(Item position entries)
--- begin ---
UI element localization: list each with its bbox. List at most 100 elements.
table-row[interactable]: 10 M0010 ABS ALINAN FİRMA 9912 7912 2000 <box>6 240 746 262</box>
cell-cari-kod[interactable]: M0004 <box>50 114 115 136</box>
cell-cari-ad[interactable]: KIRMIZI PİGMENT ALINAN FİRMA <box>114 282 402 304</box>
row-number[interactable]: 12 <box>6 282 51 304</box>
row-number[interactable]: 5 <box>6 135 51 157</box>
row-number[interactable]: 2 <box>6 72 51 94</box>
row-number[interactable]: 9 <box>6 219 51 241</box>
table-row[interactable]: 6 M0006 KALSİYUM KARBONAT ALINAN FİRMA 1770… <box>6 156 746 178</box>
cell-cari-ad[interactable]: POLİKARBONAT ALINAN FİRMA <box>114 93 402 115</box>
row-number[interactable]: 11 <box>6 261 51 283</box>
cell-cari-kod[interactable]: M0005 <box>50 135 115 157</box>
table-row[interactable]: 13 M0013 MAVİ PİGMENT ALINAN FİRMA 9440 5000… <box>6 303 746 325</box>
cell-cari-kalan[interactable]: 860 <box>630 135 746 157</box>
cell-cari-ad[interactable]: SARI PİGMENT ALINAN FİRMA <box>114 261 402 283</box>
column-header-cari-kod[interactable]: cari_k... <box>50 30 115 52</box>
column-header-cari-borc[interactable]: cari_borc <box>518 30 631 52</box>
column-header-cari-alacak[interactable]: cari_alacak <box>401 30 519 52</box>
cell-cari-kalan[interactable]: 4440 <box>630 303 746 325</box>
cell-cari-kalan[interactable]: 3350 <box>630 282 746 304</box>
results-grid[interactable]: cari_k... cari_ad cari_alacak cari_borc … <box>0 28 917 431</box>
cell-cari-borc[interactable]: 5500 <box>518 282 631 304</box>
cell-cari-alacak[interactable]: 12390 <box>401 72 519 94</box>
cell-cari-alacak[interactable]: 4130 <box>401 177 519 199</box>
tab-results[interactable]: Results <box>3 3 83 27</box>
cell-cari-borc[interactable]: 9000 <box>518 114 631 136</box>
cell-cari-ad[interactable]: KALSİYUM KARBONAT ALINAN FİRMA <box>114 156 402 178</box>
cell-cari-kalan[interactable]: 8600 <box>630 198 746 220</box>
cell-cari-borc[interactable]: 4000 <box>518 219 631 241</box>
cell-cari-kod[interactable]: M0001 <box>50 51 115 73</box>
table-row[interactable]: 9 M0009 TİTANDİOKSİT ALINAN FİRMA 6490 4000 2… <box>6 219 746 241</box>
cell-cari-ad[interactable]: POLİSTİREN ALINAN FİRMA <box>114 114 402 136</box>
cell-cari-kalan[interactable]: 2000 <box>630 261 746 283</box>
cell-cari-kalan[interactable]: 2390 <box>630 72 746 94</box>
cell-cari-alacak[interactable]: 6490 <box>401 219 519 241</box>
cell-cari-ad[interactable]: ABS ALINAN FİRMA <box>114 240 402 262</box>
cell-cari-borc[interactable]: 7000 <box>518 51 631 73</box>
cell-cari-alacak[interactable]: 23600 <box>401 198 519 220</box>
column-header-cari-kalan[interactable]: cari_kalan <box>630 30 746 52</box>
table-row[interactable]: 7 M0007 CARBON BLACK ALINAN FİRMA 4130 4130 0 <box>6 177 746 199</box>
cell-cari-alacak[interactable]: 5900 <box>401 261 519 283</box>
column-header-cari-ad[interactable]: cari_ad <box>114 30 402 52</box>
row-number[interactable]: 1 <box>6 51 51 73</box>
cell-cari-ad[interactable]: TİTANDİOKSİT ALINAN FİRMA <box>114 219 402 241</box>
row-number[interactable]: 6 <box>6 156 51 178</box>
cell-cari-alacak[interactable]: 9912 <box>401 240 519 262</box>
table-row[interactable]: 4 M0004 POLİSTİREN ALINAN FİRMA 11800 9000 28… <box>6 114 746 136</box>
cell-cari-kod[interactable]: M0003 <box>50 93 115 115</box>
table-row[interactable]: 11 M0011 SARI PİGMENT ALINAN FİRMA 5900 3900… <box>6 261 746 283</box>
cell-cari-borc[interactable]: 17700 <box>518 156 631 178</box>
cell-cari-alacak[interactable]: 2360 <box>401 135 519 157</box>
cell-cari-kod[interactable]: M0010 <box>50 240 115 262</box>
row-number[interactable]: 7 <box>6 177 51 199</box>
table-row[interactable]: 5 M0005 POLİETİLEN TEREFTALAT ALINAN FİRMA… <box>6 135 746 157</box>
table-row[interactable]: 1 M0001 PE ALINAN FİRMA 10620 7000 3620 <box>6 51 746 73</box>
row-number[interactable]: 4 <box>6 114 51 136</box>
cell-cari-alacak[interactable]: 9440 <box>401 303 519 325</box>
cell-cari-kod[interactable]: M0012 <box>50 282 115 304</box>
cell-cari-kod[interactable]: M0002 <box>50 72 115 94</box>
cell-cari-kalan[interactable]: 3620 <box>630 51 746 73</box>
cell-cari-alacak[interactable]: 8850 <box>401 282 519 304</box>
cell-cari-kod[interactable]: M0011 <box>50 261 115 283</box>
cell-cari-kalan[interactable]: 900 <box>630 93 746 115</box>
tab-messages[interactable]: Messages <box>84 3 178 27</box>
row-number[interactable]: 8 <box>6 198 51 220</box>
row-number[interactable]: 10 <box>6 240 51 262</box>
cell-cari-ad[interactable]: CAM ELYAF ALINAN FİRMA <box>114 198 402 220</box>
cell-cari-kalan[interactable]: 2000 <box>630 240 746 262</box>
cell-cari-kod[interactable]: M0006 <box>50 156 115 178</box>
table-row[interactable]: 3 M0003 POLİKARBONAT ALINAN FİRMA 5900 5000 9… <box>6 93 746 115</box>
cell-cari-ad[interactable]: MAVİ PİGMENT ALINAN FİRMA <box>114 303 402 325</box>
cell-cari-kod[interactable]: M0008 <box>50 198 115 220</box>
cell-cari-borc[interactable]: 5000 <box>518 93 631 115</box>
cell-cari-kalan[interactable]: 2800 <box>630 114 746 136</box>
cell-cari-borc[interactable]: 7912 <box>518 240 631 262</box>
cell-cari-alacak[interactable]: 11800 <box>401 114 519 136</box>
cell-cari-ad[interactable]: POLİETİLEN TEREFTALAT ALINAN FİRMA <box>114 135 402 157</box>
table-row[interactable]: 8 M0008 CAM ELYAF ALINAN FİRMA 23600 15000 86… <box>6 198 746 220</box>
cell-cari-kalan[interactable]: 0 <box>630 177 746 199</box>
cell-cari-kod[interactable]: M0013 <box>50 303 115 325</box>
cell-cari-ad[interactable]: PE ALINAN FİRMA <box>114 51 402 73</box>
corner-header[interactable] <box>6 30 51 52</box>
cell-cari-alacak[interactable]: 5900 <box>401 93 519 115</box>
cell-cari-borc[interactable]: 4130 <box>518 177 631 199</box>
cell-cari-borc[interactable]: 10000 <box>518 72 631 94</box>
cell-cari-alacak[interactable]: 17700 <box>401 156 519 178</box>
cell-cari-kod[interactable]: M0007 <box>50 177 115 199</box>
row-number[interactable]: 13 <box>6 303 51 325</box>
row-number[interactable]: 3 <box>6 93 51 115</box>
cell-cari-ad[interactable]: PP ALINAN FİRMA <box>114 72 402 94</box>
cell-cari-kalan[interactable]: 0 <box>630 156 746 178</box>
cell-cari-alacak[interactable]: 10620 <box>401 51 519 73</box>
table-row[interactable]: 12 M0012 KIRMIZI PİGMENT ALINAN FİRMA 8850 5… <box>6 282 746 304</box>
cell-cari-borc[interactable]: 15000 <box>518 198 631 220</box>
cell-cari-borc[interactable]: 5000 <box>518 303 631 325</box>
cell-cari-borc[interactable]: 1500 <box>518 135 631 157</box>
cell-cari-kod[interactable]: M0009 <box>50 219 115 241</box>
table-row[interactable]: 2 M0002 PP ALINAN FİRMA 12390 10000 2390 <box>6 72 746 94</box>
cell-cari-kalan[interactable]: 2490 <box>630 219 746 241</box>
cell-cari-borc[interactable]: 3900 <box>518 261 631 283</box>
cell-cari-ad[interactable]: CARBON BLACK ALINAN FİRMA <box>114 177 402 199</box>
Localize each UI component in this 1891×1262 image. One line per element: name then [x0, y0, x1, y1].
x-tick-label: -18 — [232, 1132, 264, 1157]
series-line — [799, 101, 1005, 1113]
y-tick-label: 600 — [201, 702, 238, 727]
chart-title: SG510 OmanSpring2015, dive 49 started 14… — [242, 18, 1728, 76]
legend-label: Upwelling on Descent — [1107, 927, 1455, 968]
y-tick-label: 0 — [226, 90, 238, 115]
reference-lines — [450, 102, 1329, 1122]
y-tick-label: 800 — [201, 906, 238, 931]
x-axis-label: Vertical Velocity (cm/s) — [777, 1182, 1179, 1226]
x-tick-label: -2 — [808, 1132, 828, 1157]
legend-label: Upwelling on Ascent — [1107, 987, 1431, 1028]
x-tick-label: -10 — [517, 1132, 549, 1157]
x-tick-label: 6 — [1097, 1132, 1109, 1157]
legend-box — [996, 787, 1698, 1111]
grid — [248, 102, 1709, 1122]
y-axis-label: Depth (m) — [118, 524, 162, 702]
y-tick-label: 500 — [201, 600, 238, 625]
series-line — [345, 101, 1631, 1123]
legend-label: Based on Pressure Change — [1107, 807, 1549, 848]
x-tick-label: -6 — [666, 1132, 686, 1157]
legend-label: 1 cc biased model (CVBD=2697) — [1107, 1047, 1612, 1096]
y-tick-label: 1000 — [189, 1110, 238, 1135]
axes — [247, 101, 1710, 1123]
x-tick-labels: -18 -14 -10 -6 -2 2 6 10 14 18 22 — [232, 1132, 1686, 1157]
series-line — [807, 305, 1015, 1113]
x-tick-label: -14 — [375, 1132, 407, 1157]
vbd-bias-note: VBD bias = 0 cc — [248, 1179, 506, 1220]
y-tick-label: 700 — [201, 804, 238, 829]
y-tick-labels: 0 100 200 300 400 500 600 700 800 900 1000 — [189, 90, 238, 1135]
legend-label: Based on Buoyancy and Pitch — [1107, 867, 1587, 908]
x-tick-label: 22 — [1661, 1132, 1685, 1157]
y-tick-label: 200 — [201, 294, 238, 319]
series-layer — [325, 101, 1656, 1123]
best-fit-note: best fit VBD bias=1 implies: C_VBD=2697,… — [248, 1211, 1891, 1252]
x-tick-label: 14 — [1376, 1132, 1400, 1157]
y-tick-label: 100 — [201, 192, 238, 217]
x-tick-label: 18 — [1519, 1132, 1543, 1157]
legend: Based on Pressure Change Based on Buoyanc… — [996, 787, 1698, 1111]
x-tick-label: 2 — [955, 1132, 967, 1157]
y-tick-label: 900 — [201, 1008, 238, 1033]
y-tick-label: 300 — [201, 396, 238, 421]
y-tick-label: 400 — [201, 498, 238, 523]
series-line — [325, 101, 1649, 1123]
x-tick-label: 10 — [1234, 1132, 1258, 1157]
--- end ---
Problem →
Rewrite the data as a numbered list, from the first line through the line containing "row-number[interactable]: 12 <box>6", both included, and leave out any blank lines.

Task result →
1. UI element localization: list each with its bbox. List at most 100 elements.
2. table-row[interactable]: 10 M0010 ABS ALINAN FİRMA 9912 7912 2000 <box>6 240 746 262</box>
3. cell-cari-kod[interactable]: M0004 <box>50 114 115 136</box>
4. cell-cari-ad[interactable]: KIRMIZI PİGMENT ALINAN FİRMA <box>114 282 402 304</box>
5. row-number[interactable]: 12 <box>6 282 51 304</box>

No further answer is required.